_Task requirements_.
A – In the article about Afghanistan's World Cup performance, swap "games" for "matches" and write out the passage from "Although Rashid is" up to and including "these teams again.".
B – Per the article about Afghanistan's World Cup performance, which outlet did Rashid speak to in an interview?
C – Take the article about Afghanistan's World Cup performance further from its last sentence.
── Document passage
Although Rashid is the most high-profile example, he is not the only Afghanistan player having a poor World Cup. The team, in general, has performed worse than expected, and though never tipped to be one of the semi-finalists, they have now suffered three big defeats in succession.

In an interview with Mid-Day, Rashid put the team's performance down partly to inexperience.

"I don't think we prepared that well for a tournament like this," he said. "We should have won at least one or two games; we had the opportunity to do so, but we lacked experience. Hopefully, we will get that with time. All teams have come here with big preparations. We will utilise this experience when we play these teams again.

"For example, it was our first ODI against South Africa, we played New Zealand after four years. If we play against teams after four years, we will lack understanding. We have played against Pakistan before in the Asia Cup, so we had a fair idea. In the World Cup warm-up match, we won against them. So, the more you play against them, the better."
────
── Information provided
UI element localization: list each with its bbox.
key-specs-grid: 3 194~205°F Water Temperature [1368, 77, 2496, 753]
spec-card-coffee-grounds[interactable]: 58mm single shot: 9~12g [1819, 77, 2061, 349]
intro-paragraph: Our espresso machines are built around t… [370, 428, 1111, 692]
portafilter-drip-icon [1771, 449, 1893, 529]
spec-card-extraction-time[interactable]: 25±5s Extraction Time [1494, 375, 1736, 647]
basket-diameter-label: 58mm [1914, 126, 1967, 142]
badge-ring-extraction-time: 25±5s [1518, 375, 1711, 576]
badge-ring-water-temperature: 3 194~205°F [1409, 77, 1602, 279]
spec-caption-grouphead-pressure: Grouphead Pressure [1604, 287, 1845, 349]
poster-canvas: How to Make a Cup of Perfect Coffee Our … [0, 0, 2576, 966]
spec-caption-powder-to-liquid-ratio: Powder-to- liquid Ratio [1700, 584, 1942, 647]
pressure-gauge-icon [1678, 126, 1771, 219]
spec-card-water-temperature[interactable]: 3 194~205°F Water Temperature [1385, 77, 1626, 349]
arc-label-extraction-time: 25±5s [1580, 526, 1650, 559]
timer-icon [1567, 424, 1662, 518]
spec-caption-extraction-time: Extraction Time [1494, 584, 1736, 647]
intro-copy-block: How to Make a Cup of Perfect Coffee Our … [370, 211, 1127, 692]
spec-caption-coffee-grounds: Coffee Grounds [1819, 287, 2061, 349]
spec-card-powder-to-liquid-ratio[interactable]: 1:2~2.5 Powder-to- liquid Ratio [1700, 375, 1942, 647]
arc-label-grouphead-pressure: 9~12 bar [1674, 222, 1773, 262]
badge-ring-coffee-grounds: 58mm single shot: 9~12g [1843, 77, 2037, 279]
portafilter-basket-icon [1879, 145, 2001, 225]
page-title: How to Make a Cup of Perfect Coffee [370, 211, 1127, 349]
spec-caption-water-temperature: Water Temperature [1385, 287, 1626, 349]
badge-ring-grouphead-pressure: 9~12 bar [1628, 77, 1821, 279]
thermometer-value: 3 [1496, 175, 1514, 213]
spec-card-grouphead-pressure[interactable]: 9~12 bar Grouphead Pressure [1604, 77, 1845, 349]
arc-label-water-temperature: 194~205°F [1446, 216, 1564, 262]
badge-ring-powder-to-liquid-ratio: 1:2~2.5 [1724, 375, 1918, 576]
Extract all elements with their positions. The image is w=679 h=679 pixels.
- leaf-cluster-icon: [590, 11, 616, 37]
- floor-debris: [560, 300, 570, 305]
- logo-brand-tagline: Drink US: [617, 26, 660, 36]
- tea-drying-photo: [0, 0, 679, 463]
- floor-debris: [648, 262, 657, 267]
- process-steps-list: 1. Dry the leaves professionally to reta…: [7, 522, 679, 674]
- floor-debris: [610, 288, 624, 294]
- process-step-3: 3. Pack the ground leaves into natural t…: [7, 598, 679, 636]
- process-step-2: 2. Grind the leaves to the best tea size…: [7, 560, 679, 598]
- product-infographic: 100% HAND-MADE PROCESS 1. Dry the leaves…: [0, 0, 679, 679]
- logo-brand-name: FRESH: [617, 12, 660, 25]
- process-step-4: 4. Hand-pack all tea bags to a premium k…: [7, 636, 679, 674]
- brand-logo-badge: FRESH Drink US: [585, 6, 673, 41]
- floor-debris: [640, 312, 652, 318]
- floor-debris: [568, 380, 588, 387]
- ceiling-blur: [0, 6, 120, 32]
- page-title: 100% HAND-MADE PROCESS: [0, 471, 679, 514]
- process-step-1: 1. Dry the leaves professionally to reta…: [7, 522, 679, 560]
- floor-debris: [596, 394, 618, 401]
────
── Information provided
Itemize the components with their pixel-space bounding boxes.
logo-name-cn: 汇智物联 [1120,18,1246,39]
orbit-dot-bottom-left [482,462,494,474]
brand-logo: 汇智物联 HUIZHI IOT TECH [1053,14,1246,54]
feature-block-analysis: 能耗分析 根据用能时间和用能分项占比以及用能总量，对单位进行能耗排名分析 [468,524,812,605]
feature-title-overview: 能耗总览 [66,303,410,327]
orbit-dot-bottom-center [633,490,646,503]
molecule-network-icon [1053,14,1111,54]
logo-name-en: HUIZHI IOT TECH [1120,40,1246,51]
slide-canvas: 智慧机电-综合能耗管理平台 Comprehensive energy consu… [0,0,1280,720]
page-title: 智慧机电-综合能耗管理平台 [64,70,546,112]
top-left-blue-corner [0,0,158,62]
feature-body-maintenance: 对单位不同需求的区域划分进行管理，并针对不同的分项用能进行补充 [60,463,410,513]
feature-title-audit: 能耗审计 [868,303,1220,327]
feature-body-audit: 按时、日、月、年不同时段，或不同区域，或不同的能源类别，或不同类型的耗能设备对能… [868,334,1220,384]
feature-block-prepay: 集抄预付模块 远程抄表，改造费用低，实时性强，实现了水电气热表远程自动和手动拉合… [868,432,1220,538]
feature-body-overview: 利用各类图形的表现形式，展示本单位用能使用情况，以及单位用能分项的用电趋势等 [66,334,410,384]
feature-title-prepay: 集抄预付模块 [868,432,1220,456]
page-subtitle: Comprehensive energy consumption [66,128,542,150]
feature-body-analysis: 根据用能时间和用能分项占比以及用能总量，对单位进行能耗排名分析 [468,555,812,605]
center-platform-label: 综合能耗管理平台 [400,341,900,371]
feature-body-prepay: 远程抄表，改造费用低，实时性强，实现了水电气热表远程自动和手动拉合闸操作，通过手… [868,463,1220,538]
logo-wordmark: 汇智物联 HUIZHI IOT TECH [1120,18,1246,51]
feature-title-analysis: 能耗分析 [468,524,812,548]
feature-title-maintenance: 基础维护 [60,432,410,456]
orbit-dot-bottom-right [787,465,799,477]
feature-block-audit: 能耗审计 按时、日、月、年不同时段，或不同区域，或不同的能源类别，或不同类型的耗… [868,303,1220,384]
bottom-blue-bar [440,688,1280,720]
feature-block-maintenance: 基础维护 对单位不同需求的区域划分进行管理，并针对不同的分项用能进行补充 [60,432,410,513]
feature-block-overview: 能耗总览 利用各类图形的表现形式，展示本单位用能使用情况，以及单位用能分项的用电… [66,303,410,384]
────
_Answers by task_.
A –
Although Rashid is the most high-profile example, he is not the only Afghanistan player having a poor World Cup. The team, in general, has performed worse than expected, and though never tipped to be one of the semi-finalists, they have now suffered three big defeats in succession.

In an interview with Mid-Day, Rashid put the team's performance down partly to inexperience.

"I don't think we prepared that well for a tournament like this," he said. "We should have won at least one or two matches; we had the opportunity to do so, but we lacked experience. Hopefully, we will get that with time. All teams have come here with big preparations. We will utilise this experience when we play these teams again.

B – Mid-Day

C –
Rashid would not be drawn directly on the other controversies surrounding Afghanistan at present - particularly regarding the alleged board interference with the way the team is run. He had, however, been publicly critical of the decision to remove Asghar Afghan from the captaincy less than two months before the start of the World Cup.

"When the captain was changed, yes we made our anger public. I did not do that to support our previous captain or anybody else. I did it for Afghanistan cricket. If someone is trying to spoil my Afghanistan cricket, then it does not matter who it is," he said. "Cricket is the only thing that brings a smile on people's faces. I wanted to say that it was not the right time to take such a big decision - just before the World Cup.

"When I am on the field, I don't think I play for my captain or for my cricket board. I play only for Afghanistan. No one is important than my country."